Recorded data:
★ ★ ★

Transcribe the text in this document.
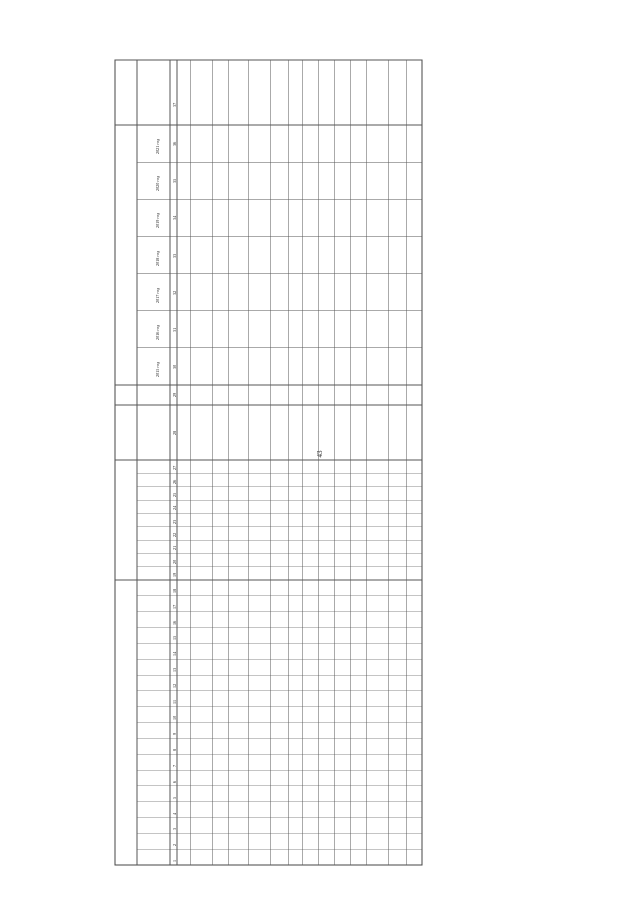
43
2015 год
2016 год
2017 год
2018 год
2019 год
2020 год
2021 год
1
2
3
4
5
6
7
8
9
10
11
12
13
14
15
16
17
18
19
20
21
22
23
24
25
26
27
28
29
30
31
32
33
34
35
36
37
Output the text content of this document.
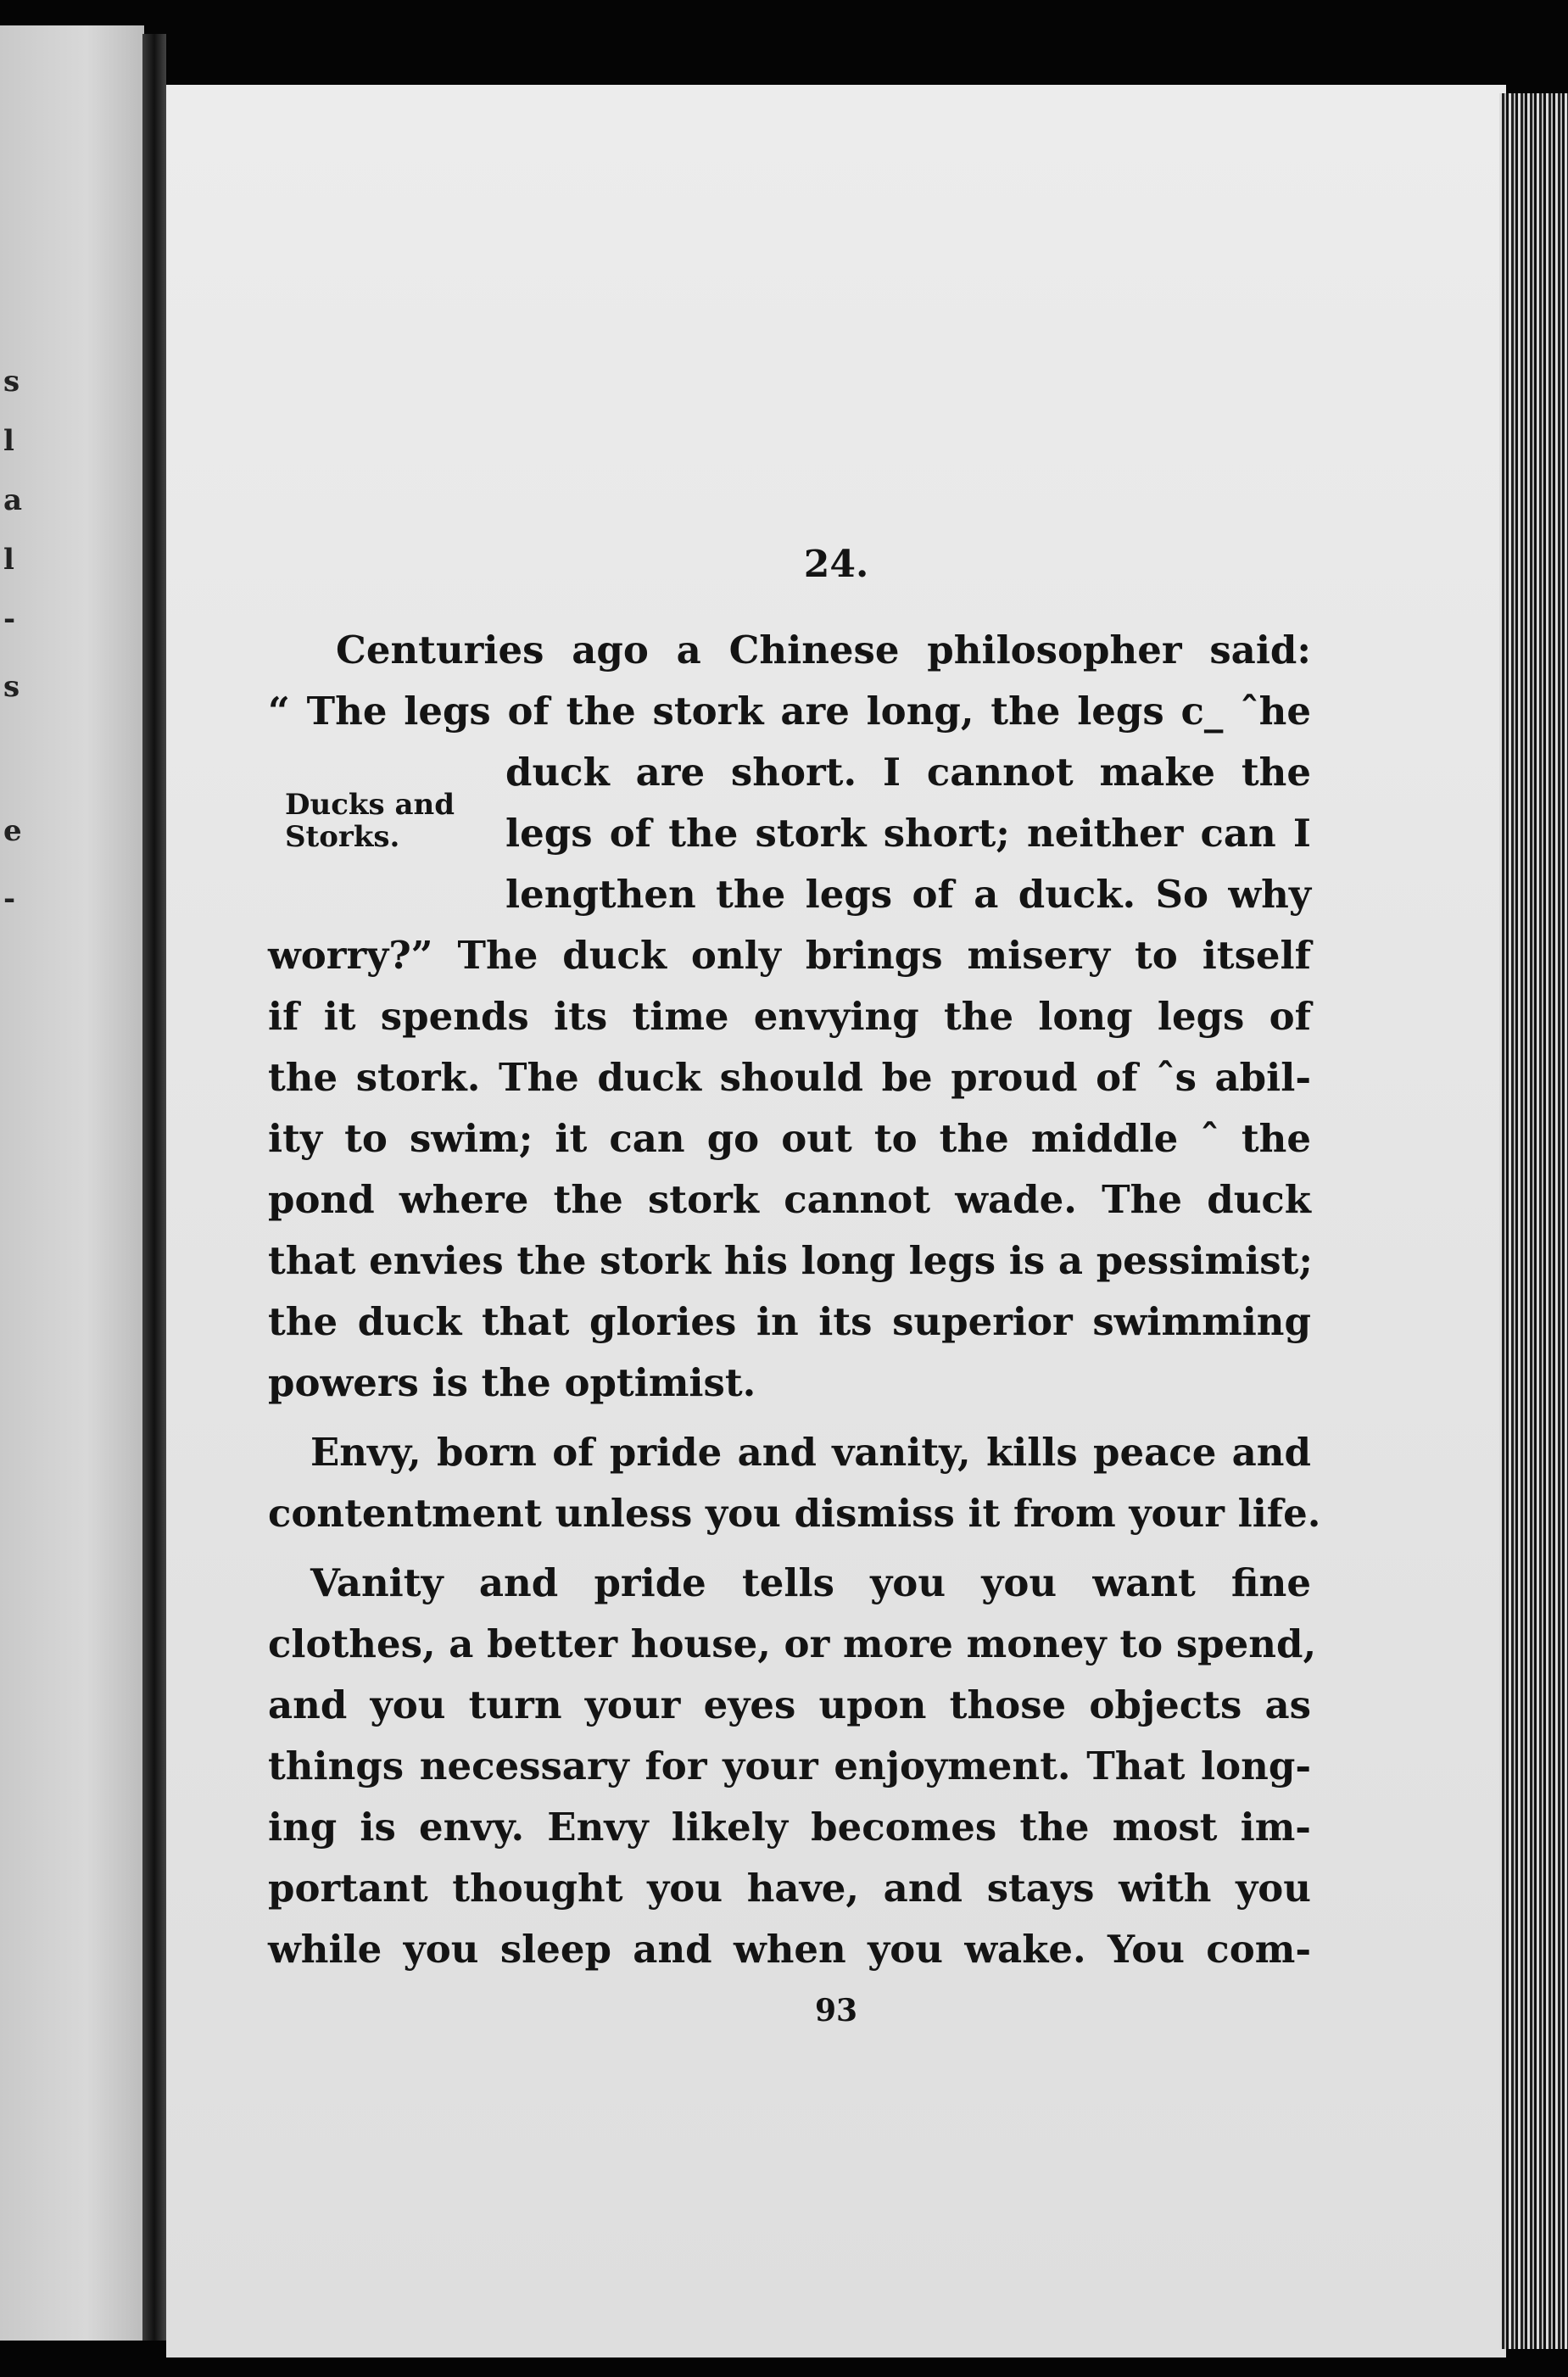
s
l
a
l
-
s
e
-
24.
Ducks and
Storks.
Centuries ago a Chinese philosopher said:
“ The legs of the stork are long, the legs c_ ˆhe
duck are short. I cannot make the
legs of the stork short; neither can I
lengthen the legs of a duck. So why
worry?” The duck only brings misery to itself
if it spends its time envying the long legs of
the stork. The duck should be proud of ˆs abil-
ity to swim; it can go out to the middle ˆ the
pond where the stork cannot wade. The duck
that envies the stork his long legs is a pessimist;
the duck that glories in its superior swimming
powers is the optimist.
Envy, born of pride and vanity, kills peace and
contentment unless you dismiss it from your life.
Vanity and pride tells you you want fine
clothes, a better house, or more money to spend,
and you turn your eyes upon those objects as
things necessary for your enjoyment. That long-
ing is envy. Envy likely becomes the most im-
portant thought you have, and stays with you
while you sleep and when you wake. You com-
93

★ ★ ★

[Task description]
Give back the entries verbatim. Do not include any picture.

[The reply]
Transcribe the text in this document.
43
2015 год
2016 год
2017 год
2018 год
2019 год
2020 год
2021 год
1
2
3
4
5
6
7
8
9
10
11
12
13
14
15
16
17
18
19
20
21
22
23
24
25
26
27
28
29
30
31
32
33
34
35
36
37
Output the text content of this document.
s
l
a
l
-
s
e
-
24.
Ducks and
Storks.
Centuries ago a Chinese philosopher said:
“ The legs of the stork are long, the legs c_ ˆhe
duck are short. I cannot make the
legs of the stork short; neither can I
lengthen the legs of a duck. So why
worry?” The duck only brings misery to itself
if it spends its time envying the long legs of
the stork. The duck should be proud of ˆs abil-
ity to swim; it can go out to the middle ˆ the
pond where the stork cannot wade. The duck
that envies the stork his long legs is a pessimist;
the duck that glories in its superior swimming
powers is the optimist.
Envy, born of pride and vanity, kills peace and
contentment unless you dismiss it from your life.
Vanity and pride tells you you want fine
clothes, a better house, or more money to spend,
and you turn your eyes upon those objects as
things necessary for your enjoyment. That long-
ing is envy. Envy likely becomes the most im-
portant thought you have, and stays with you
while you sleep and when you wake. You com-
93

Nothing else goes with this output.